* Start Supplied records *

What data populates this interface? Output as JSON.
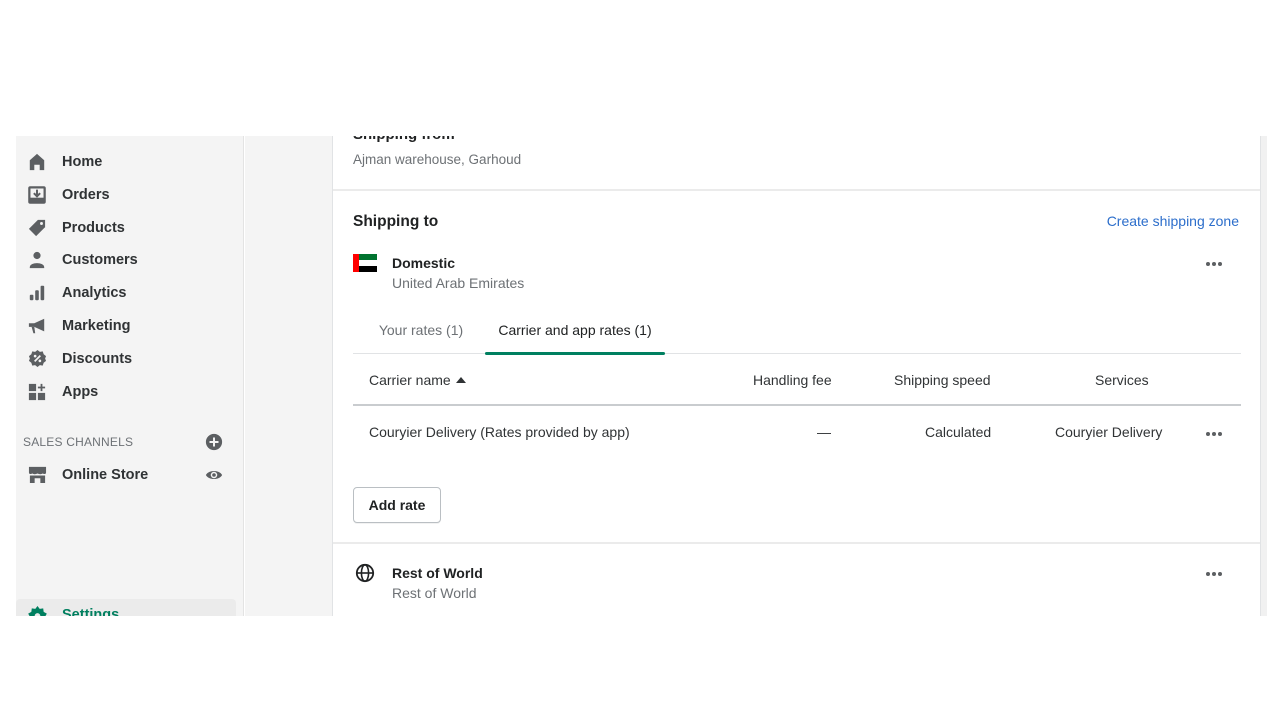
{
  "sidebar": {
    "items": [
      {
        "label": "Home",
        "icon": "home-icon"
      },
      {
        "label": "Orders",
        "icon": "orders-icon"
      },
      {
        "label": "Products",
        "icon": "tag-icon"
      },
      {
        "label": "Customers",
        "icon": "person-icon"
      },
      {
        "label": "Analytics",
        "icon": "bar-chart-icon"
      },
      {
        "label": "Marketing",
        "icon": "megaphone-icon"
      },
      {
        "label": "Discounts",
        "icon": "discount-icon"
      },
      {
        "label": "Apps",
        "icon": "apps-icon"
      }
    ],
    "sales_channels_header": "SALES CHANNELS",
    "sales_channels": [
      {
        "label": "Online Store",
        "icon": "store-icon"
      }
    ],
    "settings_label": "Settings"
  },
  "card": {
    "clipped_title": "Shipping from",
    "origin": "Ajman warehouse, Garhoud",
    "shipping_to_title": "Shipping to",
    "create_zone_link": "Create shipping zone",
    "zones": [
      {
        "name": "Domestic",
        "sub": "United Arab Emirates",
        "icon": "uae-flag-icon"
      },
      {
        "name": "Rest of World",
        "sub": "Rest of World",
        "icon": "globe-icon"
      }
    ],
    "tabs": [
      {
        "label": "Your rates (1)",
        "active": false
      },
      {
        "label": "Carrier and app rates (1)",
        "active": true
      }
    ],
    "table": {
      "headers": [
        "Carrier name",
        "Handling fee",
        "Shipping speed",
        "Services"
      ],
      "sort": "ascending",
      "rows": [
        {
          "carrier": "Couryier Delivery (Rates provided by app)",
          "handling_fee": "—",
          "speed": "Calculated",
          "services": "Couryier Delivery"
        }
      ]
    },
    "add_rate_label": "Add rate"
  },
  "colors": {
    "accent": "#008060",
    "link": "#2c6ecb"
  }
}
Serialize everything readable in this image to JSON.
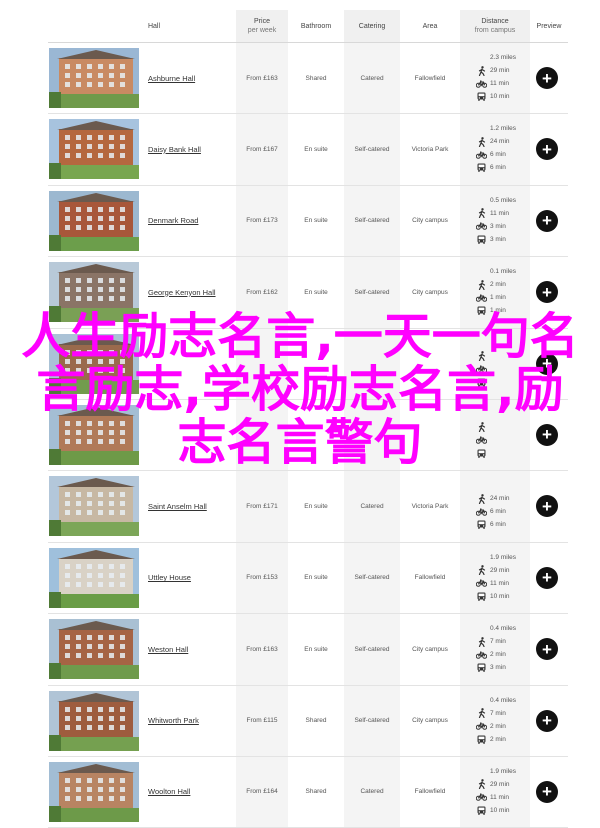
{
  "headers": {
    "hall": "Hall",
    "price_line1": "Price",
    "price_line2": "per week",
    "bathroom": "Bathroom",
    "catering": "Catering",
    "area": "Area",
    "distance_line1": "Distance",
    "distance_line2": "from campus",
    "preview": "Preview"
  },
  "rows": [
    {
      "name": "Ashburne Hall",
      "price": "From £163",
      "bathroom": "Shared",
      "catering": "Catered",
      "area": "Fallowfield",
      "walk_miles": "2.3 miles",
      "walk": "29 min",
      "bike": "11 min",
      "bus": "10 min"
    },
    {
      "name": "Daisy Bank Hall",
      "price": "From £167",
      "bathroom": "En suite",
      "catering": "Self-catered",
      "area": "Victoria Park",
      "walk_miles": "1.2 miles",
      "walk": "24 min",
      "bike": "6 min",
      "bus": "6 min"
    },
    {
      "name": "Denmark Road",
      "price": "From £173",
      "bathroom": "En suite",
      "catering": "Self-catered",
      "area": "City campus",
      "walk_miles": "0.5 miles",
      "walk": "11 min",
      "bike": "3 min",
      "bus": "3 min"
    },
    {
      "name": "George Kenyon Hall",
      "price": "From £162",
      "bathroom": "En suite",
      "catering": "Self-catered",
      "area": "City campus",
      "walk_miles": "0.1 miles",
      "walk": "2 min",
      "bike": "1 min",
      "bus": "1 min"
    },
    {
      "name": "",
      "price": "",
      "bathroom": "",
      "catering": "",
      "area": "",
      "walk_miles": "",
      "walk": "",
      "bike": "",
      "bus": ""
    },
    {
      "name": "",
      "price": "",
      "bathroom": "",
      "catering": "",
      "area": "",
      "walk_miles": "",
      "walk": "",
      "bike": "",
      "bus": ""
    },
    {
      "name": "Saint Anselm Hall",
      "price": "From £171",
      "bathroom": "En suite",
      "catering": "Catered",
      "area": "Victoria Park",
      "walk_miles": "",
      "walk": "24 min",
      "bike": "6 min",
      "bus": "6 min"
    },
    {
      "name": "Uttley House",
      "price": "From £153",
      "bathroom": "En suite",
      "catering": "Self-catered",
      "area": "Fallowfield",
      "walk_miles": "1.9 miles",
      "walk": "29 min",
      "bike": "11 min",
      "bus": "10 min"
    },
    {
      "name": "Weston Hall",
      "price": "From £163",
      "bathroom": "En suite",
      "catering": "Self-catered",
      "area": "City campus",
      "walk_miles": "0.4 miles",
      "walk": "7 min",
      "bike": "2 min",
      "bus": "3 min"
    },
    {
      "name": "Whitworth Park",
      "price": "From £115",
      "bathroom": "Shared",
      "catering": "Self-catered",
      "area": "City campus",
      "walk_miles": "0.4 miles",
      "walk": "7 min",
      "bike": "2 min",
      "bus": "2 min"
    },
    {
      "name": "Woolton Hall",
      "price": "From £164",
      "bathroom": "Shared",
      "catering": "Catered",
      "area": "Fallowfield",
      "walk_miles": "1.9 miles",
      "walk": "29 min",
      "bike": "11 min",
      "bus": "10 min"
    }
  ],
  "preview_icon": "plus-circle-icon",
  "overlay_text": "人生励志名言,一天一句名言励志,学校励志名言,励志名言警句",
  "colors": {
    "overlay": "#ff00ff",
    "preview_button": "#111111",
    "column_shade": "#f4f4f4"
  }
}
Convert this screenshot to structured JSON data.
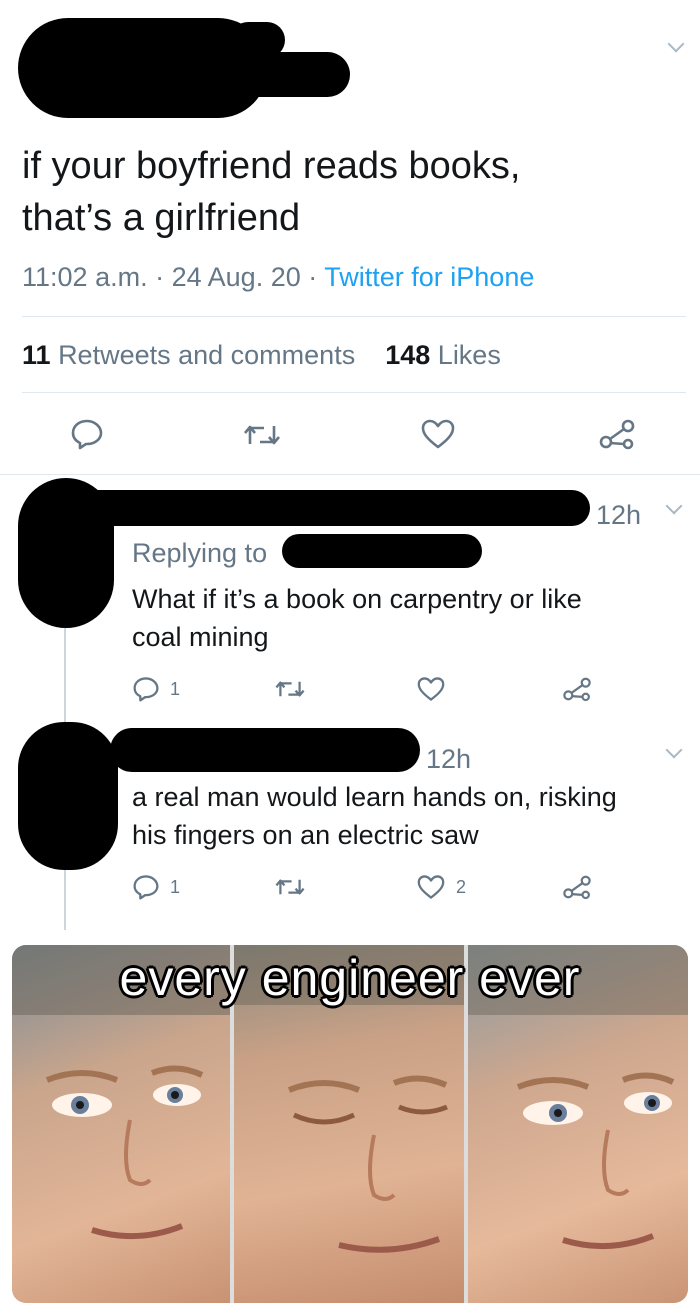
{
  "tweet": {
    "text_line1": "if your boyfriend reads books,",
    "text_line2": "that’s a girlfriend",
    "time": "11:02 a.m.",
    "dot": "·",
    "date": "24 Aug. 20",
    "source": "Twitter for iPhone",
    "retweets_count": "11",
    "retweets_label": "Retweets and comments",
    "likes_count": "148",
    "likes_label": "Likes"
  },
  "reply1": {
    "time": "12h",
    "replying_to": "Replying to",
    "text_line1": "What if it’s a book on carpentry or like",
    "text_line2": "coal mining",
    "reply_count": "1"
  },
  "reply2": {
    "time": "12h",
    "text_line1": "a real man would learn hands on, risking",
    "text_line2": "his fingers on an electric saw",
    "reply_count": "1",
    "like_count": "2"
  },
  "meme": {
    "caption": "every engineer ever"
  },
  "icons": {
    "reply": "speech-bubble-icon",
    "retweet": "retweet-icon",
    "like": "heart-icon",
    "share": "share-icon",
    "more": "chevron-down-icon"
  },
  "colors": {
    "link": "#1da1f2",
    "muted": "#657786",
    "divider": "#e1e8ed"
  }
}
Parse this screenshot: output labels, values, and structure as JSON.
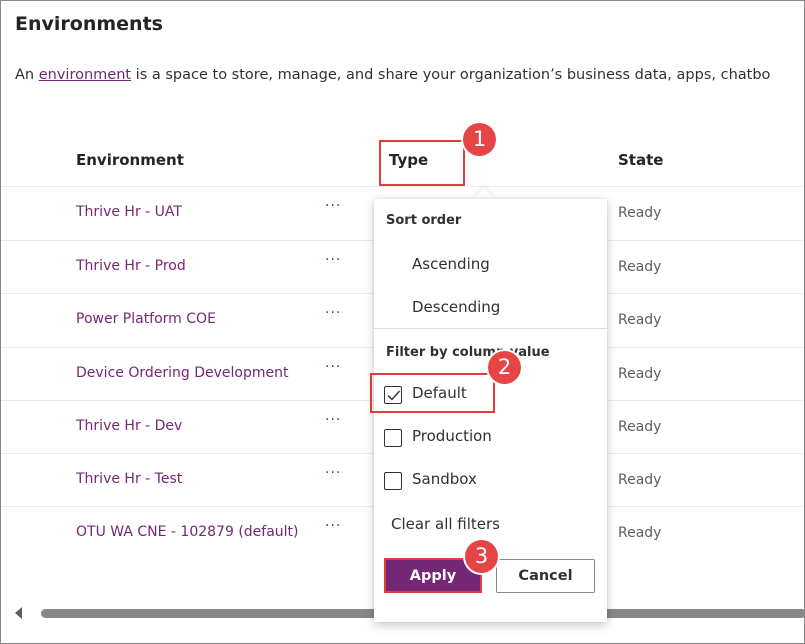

* End Supplied records *

Pull out all lines containing the word "Hall" from the entries above.

#### [Task answer]
    "hall": "Hall",
      "name": "Ashburne Hall",
      "name": "Daisy Bank Hall",
      "name": "George Kenyon Hall",
      "name": "Saint Anselm Hall",
      "name": "Weston Hall",
      "name": "Woolton Hall",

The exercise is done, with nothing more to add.